▸ DIRECTION:
Tally the lines of the data that include the word "text" and state the total, nothing else.

▸ RECORDS TO PROCESS:
※ ※ ※

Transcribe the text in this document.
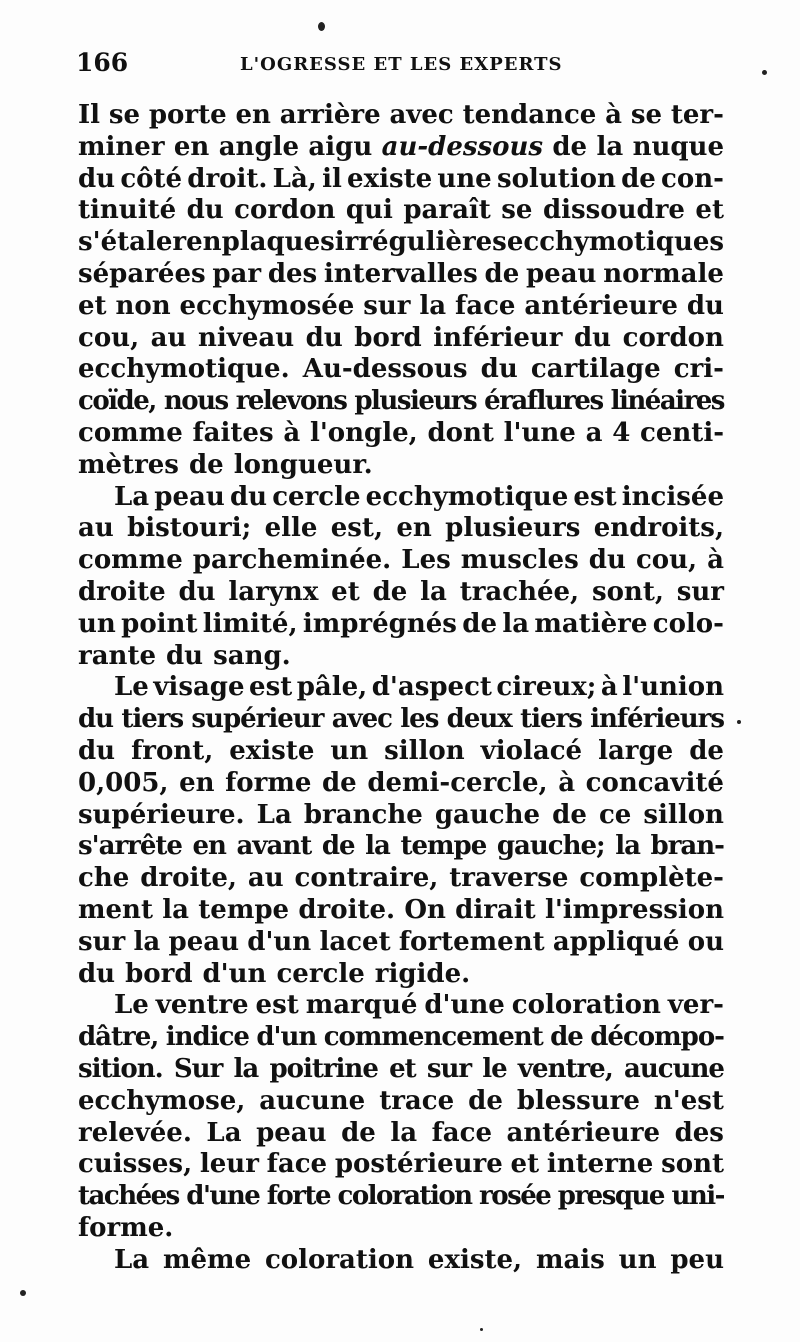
166	L'OGRESSE ET LES EXPERTS
Il se porte en arrière avec tendance à se ter-
miner en angle aigu au-dessous de la nuque
du côté droit. Là, il existe une solution de con-
tinuité du cordon qui paraît se dissoudre et
s'étaler en plaques irrégulières ecchymotiques
séparées par des intervalles de peau normale
et non ecchymosée sur la face antérieure du
cou, au niveau du bord inférieur du cordon
ecchymotique. Au-dessous du cartilage cri-
coïde, nous relevons plusieurs éraflures linéaires
comme faites à l'ongle, dont l'une a 4 centi-
mètres de longueur.
La peau du cercle ecchymotique est incisée
au bistouri; elle est, en plusieurs endroits,
comme parcheminée. Les muscles du cou, à
droite du larynx et de la trachée, sont, sur
un point limité, imprégnés de la matière colo-
rante du sang.
Le visage est pâle, d'aspect cireux; à l'union
du tiers supérieur avec les deux tiers inférieurs
du front, existe un sillon violacé large de
0,005, en forme de demi-cercle, à concavité
supérieure. La branche gauche de ce sillon
s'arrête en avant de la tempe gauche; la bran-
che droite, au contraire, traverse complète-
ment la tempe droite. On dirait l'impression
sur la peau d'un lacet fortement appliqué ou
du bord d'un cercle rigide.
Le ventre est marqué d'une coloration ver-
dâtre, indice d'un commencement de décompo-
sition. Sur la poitrine et sur le ventre, aucune
ecchymose, aucune trace de blessure n'est
relevée. La peau de la face antérieure des
cuisses, leur face postérieure et interne sont
tachées d'une forte coloration rosée presque uni-
forme.
La même coloration existe, mais un peu
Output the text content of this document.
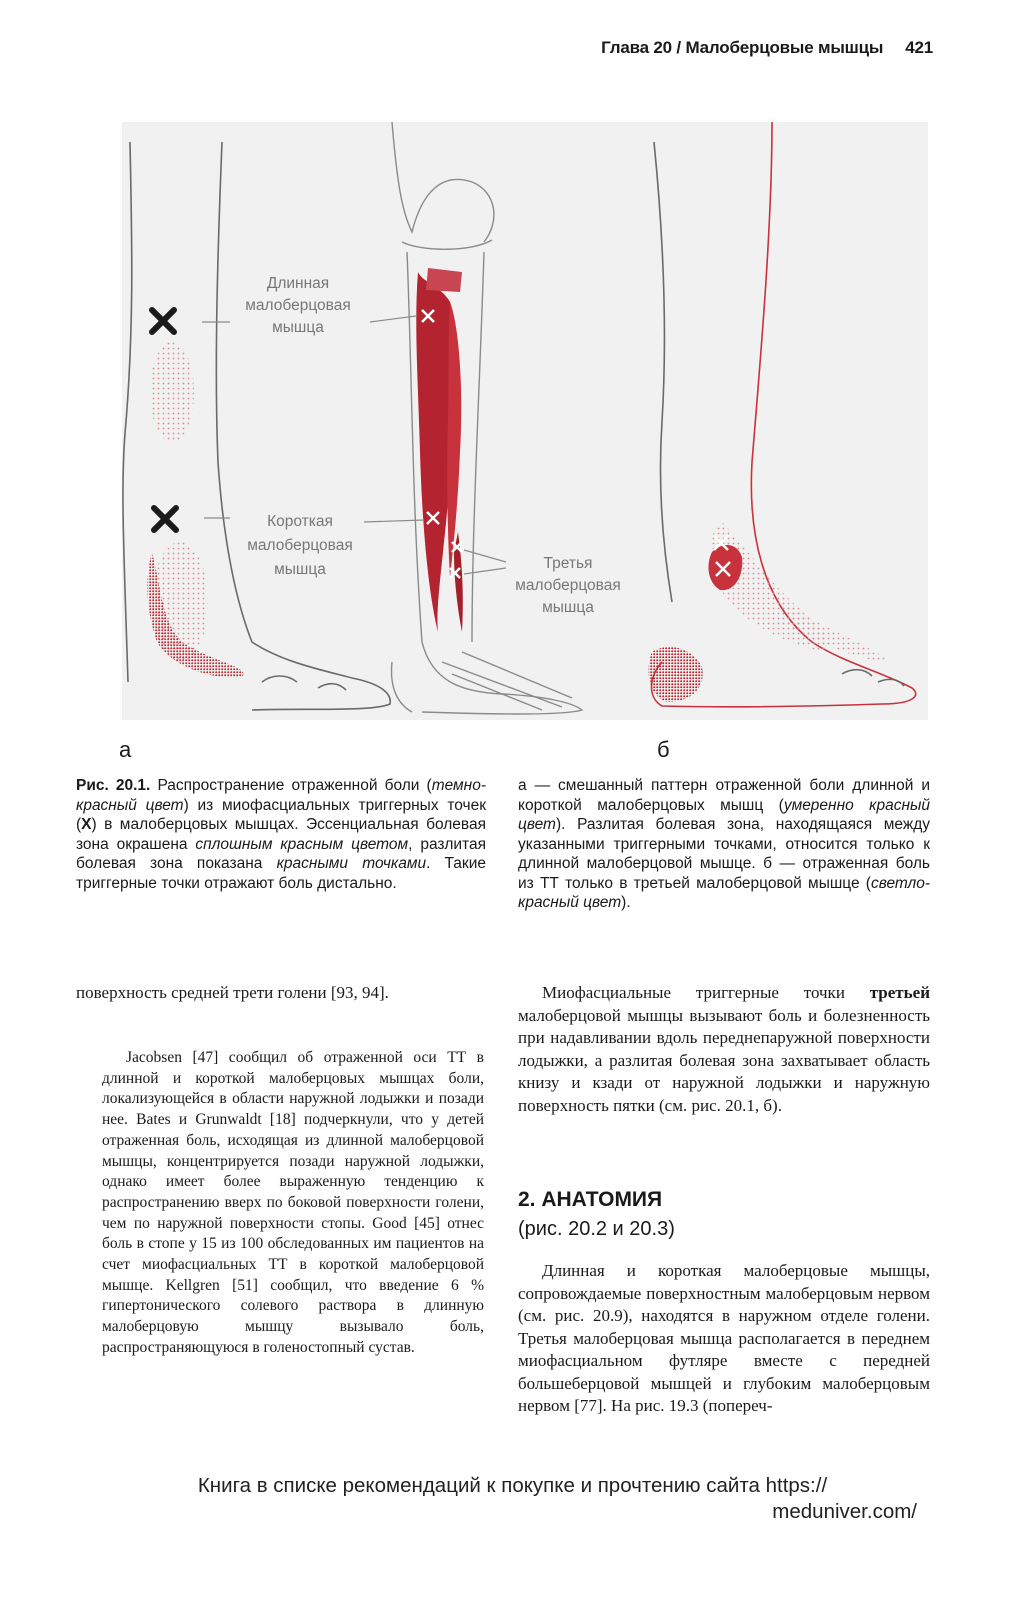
Глава 20 / Малоберцовые мышцы 421
Длинная
малоберцовая
мышца
Короткая
малоберцовая
мышца	Третья
малоберцовая
мышца
а	б
Рис. 20.1. Распространение отраженной боли (темно-красный цвет) из миофасциальных триггерных точек (X) в малоберцовых мышцах. Эссенциальная болевая зона окрашена сплошным красным цветом, разлитая болевая зона показана красными точками. Такие триггерные точки отражают боль дистально.
а — смешанный паттерн отраженной боли длинной и короткой малоберцовых мышц (умеренно красный цвет). Разлитая болевая зона, находящаяся между указанными триггерными точками, относится только к длинной малоберцовой мышце. б — отраженная боль из ТТ только в третьей малоберцовой мышце (светло-красный цвет).
поверхность средней трети голени [93, 94].
Jacobsen [47] сообщил об отраженной оси ТТ в длинной и короткой малоберцовых мышцах боли, локализующейся в области наружной лодыжки и позади нее. Bates и Grunwaldt [18] подчеркнули, что у детей отраженная боль, исходящая из длинной малоберцовой мышцы, концентрируется позади наружной лодыжки, однако имеет более выраженную тенденцию к распространению вверх по боковой поверхности голени, чем по наружной поверхности стопы. Good [45] отнес боль в стопе у 15 из 100 обследованных им пациентов на счет миофасциальных ТТ в короткой малоберцовой мышце. Kellgren [51] сообщил, что введение 6 % гипертонического солевого раствора в длинную малоберцовую мышцу вызывало боль, распространяющуюся в голеностопный сустав.
Миофасциальные триггерные точки третьей малоберцовой мышцы вызывают боль и болезненность при надавливании вдоль переднепаружной поверхности лодыжки, а разлитая болевая зона захватывает область книзу и кзади от наружной лодыжки и наружную поверхность пятки (см. рис. 20.1, б).
2. АНАТОМИЯ
(рис. 20.2 и 20.3)
Длинная и короткая малоберцовые мышцы, сопровождаемые поверхностным малоберцовым нервом (см. рис. 20.9), находятся в наружном отделе голени. Третья малоберцовая мышца располагается в переднем миофасциальном футляре вместе с передней большеберцовой мышцей и глубоким малоберцовым нервом [77]. На рис. 19.3 (попереч-
Книга в списке рекомендаций к покупке и прочтению сайта https://
meduniver.com/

※ ※ ※

▸ ANSWER TO THE TASK:
2